• [Work to be completed]: Lay out every line of the material below as a JSON list of strings, with one string per line and blank lines left out.

• [Records to use]:
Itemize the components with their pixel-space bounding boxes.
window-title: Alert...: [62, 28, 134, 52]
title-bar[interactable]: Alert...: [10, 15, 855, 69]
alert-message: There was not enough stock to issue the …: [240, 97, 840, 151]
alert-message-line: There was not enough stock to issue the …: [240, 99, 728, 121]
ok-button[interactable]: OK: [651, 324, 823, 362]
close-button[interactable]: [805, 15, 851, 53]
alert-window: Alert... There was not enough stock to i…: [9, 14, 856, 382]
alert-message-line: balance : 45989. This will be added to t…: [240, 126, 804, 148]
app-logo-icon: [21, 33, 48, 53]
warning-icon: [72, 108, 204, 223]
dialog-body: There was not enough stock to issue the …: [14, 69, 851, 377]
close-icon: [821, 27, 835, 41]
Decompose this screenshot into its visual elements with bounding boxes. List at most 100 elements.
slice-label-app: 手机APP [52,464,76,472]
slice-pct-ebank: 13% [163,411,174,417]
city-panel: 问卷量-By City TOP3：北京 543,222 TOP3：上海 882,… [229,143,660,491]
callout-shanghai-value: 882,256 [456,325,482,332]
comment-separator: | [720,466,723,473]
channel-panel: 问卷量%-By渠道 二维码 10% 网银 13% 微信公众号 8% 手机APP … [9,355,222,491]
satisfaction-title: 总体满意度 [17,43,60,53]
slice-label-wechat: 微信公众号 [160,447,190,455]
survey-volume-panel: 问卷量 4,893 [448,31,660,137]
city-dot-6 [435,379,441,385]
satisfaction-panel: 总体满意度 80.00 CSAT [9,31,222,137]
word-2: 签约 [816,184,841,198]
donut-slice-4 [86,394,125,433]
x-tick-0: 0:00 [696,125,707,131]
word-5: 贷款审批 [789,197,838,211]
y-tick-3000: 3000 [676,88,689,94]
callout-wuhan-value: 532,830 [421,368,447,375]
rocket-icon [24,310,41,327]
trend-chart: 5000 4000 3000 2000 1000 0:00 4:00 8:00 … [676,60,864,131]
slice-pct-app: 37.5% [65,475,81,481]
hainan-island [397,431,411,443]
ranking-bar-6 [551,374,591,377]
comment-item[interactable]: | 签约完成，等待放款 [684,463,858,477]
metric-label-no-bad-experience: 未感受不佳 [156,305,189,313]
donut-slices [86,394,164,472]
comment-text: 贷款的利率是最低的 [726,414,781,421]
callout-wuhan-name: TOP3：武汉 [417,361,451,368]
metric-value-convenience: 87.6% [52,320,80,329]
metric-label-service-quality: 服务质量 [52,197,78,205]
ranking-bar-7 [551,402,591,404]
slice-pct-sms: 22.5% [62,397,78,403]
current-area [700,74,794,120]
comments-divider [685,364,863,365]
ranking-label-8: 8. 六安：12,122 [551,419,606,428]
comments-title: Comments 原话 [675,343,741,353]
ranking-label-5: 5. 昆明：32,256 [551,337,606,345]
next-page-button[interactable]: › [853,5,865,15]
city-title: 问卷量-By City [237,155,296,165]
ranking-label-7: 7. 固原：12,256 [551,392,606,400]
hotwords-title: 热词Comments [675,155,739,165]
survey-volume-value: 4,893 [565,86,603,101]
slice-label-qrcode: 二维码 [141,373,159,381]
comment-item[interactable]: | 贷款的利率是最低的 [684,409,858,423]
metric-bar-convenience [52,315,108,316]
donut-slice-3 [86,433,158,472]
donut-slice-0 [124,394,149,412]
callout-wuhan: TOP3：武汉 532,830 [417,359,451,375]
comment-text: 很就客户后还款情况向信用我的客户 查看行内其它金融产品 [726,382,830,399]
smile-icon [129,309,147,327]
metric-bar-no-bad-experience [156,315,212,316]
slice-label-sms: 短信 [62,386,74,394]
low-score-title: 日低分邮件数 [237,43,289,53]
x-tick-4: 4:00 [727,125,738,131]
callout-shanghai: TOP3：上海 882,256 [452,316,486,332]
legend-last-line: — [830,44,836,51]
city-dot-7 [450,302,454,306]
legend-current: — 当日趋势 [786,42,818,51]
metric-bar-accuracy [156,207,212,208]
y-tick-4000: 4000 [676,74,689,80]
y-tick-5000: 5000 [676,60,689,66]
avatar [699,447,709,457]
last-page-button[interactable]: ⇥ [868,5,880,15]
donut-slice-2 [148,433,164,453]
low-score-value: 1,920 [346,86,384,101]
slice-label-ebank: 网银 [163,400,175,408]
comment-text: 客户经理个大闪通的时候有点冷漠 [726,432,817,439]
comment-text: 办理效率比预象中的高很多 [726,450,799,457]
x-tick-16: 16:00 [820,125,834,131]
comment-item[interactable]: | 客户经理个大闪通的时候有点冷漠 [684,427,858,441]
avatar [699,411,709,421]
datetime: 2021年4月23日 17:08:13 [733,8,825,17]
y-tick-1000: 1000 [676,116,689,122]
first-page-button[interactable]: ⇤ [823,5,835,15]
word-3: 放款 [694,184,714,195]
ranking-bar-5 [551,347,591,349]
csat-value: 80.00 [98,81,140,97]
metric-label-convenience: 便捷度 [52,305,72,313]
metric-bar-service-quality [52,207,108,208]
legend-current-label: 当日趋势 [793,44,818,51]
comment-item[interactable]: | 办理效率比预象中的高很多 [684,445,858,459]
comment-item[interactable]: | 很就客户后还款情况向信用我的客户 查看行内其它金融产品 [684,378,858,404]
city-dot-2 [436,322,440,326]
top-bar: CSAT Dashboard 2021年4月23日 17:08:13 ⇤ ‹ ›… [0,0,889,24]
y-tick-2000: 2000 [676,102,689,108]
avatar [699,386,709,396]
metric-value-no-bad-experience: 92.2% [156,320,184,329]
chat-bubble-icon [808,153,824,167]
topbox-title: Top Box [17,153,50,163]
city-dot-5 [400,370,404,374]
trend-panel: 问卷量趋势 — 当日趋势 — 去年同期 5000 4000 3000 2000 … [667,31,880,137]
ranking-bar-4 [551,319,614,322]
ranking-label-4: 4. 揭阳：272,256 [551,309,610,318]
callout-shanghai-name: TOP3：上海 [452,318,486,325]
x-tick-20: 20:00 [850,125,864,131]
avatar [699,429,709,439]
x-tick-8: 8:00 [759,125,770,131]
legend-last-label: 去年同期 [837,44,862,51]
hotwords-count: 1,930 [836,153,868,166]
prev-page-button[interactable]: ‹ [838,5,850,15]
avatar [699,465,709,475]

• [Solution below]:
[
  "Itemize the components with their pixel-space bounding boxes.",
  "window-title: Alert...: [62, 28, 134, 52]",
  "title-bar[interactable]: Alert...: [10, 15, 855, 69]",
  "alert-message: There was not enough stock to issue the …: [240, 97, 840, 151]",
  "alert-message-line: There was not enough stock to issue the …: [240, 99, 728, 121]",
  "ok-button[interactable]: OK: [651, 324, 823, 362]",
  "close-button[interactable]: [805, 15, 851, 53]",
  "alert-window: Alert... There was not enough stock to i…: [9, 14, 856, 382]",
  "alert-message-line: balance : 45989. This will be added to t…: [240, 126, 804, 148]",
  "app-logo-icon: [21, 33, 48, 53]",
  "warning-icon: [72, 108, 204, 223]",
  "dialog-body: There was not enough stock to issue the …: [14, 69, 851, 377]",
  "close-icon: [821, 27, 835, 41]",
  "Decompose this screenshot into its visual elements with bounding boxes. List at most 100 elements.",
  "slice-label-app: 手机APP [52,464,76,472]",
  "slice-pct-ebank: 13% [163,411,174,417]",
  "city-panel: 问卷量-By City TOP3：北京 543,222 TOP3：上海 882,… [229,143,660,491]",
  "callout-shanghai-value: 882,256 [456,325,482,332]",
  "comment-separator: | [720,466,723,473]",
  "channel-panel: 问卷量%-By渠道 二维码 10% 网银 13% 微信公众号 8% 手机APP … [9,355,222,491]",
  "satisfaction-title: 总体满意度 [17,43,60,53]",
  "slice-label-wechat: 微信公众号 [160,447,190,455]",
  "survey-volume-panel: 问卷量 4,893 [448,31,660,137]",
  "city-dot-6 [435,379,441,385]",
  "satisfaction-panel: 总体满意度 80.00 CSAT [9,31,222,137]",
  "word-2: 签约 [816,184,841,198]",
  "donut-slice-4 [86,394,125,433]",
  "x-tick-0: 0:00 [696,125,707,131]",
  "word-5: 贷款审批 [789,197,838,211]",
  "y-tick-3000: 3000 [676,88,689,94]",
  "callout-wuhan-value: 532,830 [421,368,447,375]",
  "rocket-icon [24,310,41,327]",
  "trend-chart: 5000 4000 3000 2000 1000 0:00 4:00 8:00 … [676,60,864,131]",
  "slice-pct-app: 37.5% [65,475,81,481]",
  "hainan-island [397,431,411,443]",
  "ranking-bar-6 [551,374,591,377]",
  "comment-item[interactable]: | 签约完成，等待放款 [684,463,858,477]",
  "metric-label-no-bad-experience: 未感受不佳 [156,305,189,313]",
  "donut-slices [86,394,164,472]",
  "comment-text: 贷款的利率是最低的 [726,414,781,421]",
  "callout-wuhan-name: TOP3：武汉 [417,361,451,368]",
  "metric-value-convenience: 87.6% [52,320,80,329]",
  "metric-label-service-quality: 服务质量 [52,197,78,205]",
  "ranking-bar-7 [551,402,591,404]",
  "slice-pct-sms: 22.5% [62,397,78,403]",
  "current-area [700,74,794,120]",
  "comments-divider [685,364,863,365]",
  "ranking-label-8: 8. 六安：12,122 [551,419,606,428]",
  "comments-title: Comments 原话 [675,343,741,353]",
  "ranking-label-5: 5. 昆明：32,256 [551,337,606,345]",
  "next-page-button[interactable]: › [853,5,865,15]",
  "city-title: 问卷量-By City [237,155,296,165]",
  "ranking-label-7: 7. 固原：12,256 [551,392,606,400]",
  "hotwords-title: 热词Comments [675,155,739,165]",
  "survey-volume-value: 4,893 [565,86,603,101]",
  "slice-label-qrcode: 二维码 [141,373,159,381]",
  "comment-item[interactable]: | 贷款的利率是最低的 [684,409,858,423]",
  "metric-bar-convenience [52,315,108,316]",
  "donut-slice-3 [86,433,158,472]",
  "donut-slice-0 [124,394,149,412]",
  "callout-wuhan: TOP3：武汉 532,830 [417,359,451,375]",
  "comment-text: 很就客户后还款情况向信用我的客户 查看行内其它金融产品 [726,382,830,399]",
  "smile-icon [129,309,147,327]",
  "metric-bar-no-bad-experience [156,315,212,316]",
  "slice-label-sms: 短信 [62,386,74,394]",
  "low-score-title: 日低分邮件数 [237,43,289,53]",
  "x-tick-4: 4:00 [727,125,738,131]",
  "callout-shanghai: TOP3：上海 882,256 [452,316,486,332]",
  "legend-last-line: — [830,44,836,51]",
  "city-dot-7 [450,302,454,306]",
  "legend-current: — 当日趋势 [786,42,818,51]",
  "metric-bar-accuracy [156,207,212,208]",
  "y-tick-4000: 4000 [676,74,689,80]",
  "y-tick-5000: 5000 [676,60,689,66]",
  "avatar [699,447,709,457]",
  "last-page-button[interactable]: ⇥ [868,5,880,15]",
  "donut-slice-2 [148,433,164,453]",
  "low-score-value: 1,920 [346,86,384,101]",
  "slice-label-ebank: 网银 [163,400,175,408]",
  "comment-text: 客户经理个大闪通的时候有点冷漠 [726,432,817,439]",
  "comment-text: 办理效率比预象中的高很多 [726,450,799,457]",
  "x-tick-16: 16:00 [820,125,834,131]",
  "comment-item[interactable]: | 客户经理个大闪通的时候有点冷漠 [684,427,858,441]",
  "avatar [699,411,709,421]",
  "datetime: 2021年4月23日 17:08:13 [733,8,825,17]",
  "y-tick-1000: 1000 [676,116,689,122]",
  "first-page-button[interactable]: ⇤ [823,5,835,15]",
  "word-3: 放款 [694,184,714,195]",
  "ranking-bar-5 [551,347,591,349]",
  "csat-value: 80.00 [98,81,140,97]",
  "metric-label-convenience: 便捷度 [52,305,72,313]",
  "metric-bar-service-quality [52,207,108,208]",
  "legend-current-label: 当日趋势 [793,44,818,51]",
  "comment-item[interactable]: | 办理效率比预象中的高很多 [684,445,858,459]",
  "comment-item[interactable]: | 很就客户后还款情况向信用我的客户 查看行内其它金融产品 [684,378,858,404]",
  "city-dot-2 [436,322,440,326]",
  "top-bar: CSAT Dashboard 2021年4月23日 17:08:13 ⇤ ‹ ›… [0,0,889,24]",
  "y-tick-2000: 2000 [676,102,689,108]",
  "avatar [699,386,709,396]",
  "metric-value-no-bad-experience: 92.2% [156,320,184,329]",
  "chat-bubble-icon [808,153,824,167]",
  "topbox-title: Top Box [17,153,50,163]",
  "city-dot-5 [400,370,404,374]",
  "trend-panel: 问卷量趋势 — 当日趋势 — 去年同期 5000 4000 3000 2000 … [667,31,880,137]",
  "ranking-bar-4 [551,319,614,322]",
  "ranking-label-4: 4. 揭阳：272,256 [551,309,610,318]",
  "callout-shanghai-name: TOP3：上海 [452,318,486,325]",
  "x-tick-20: 20:00 [850,125,864,131]",
  "avatar [699,429,709,439]",
  "x-tick-8: 8:00 [759,125,770,131]",
  "legend-last-label: 去年同期 [837,44,862,51]",
  "hotwords-count: 1,930 [836,153,868,166]",
  "prev-page-button[interactable]: ‹ [838,5,850,15]",
  "avatar [699,465,709,475]"
]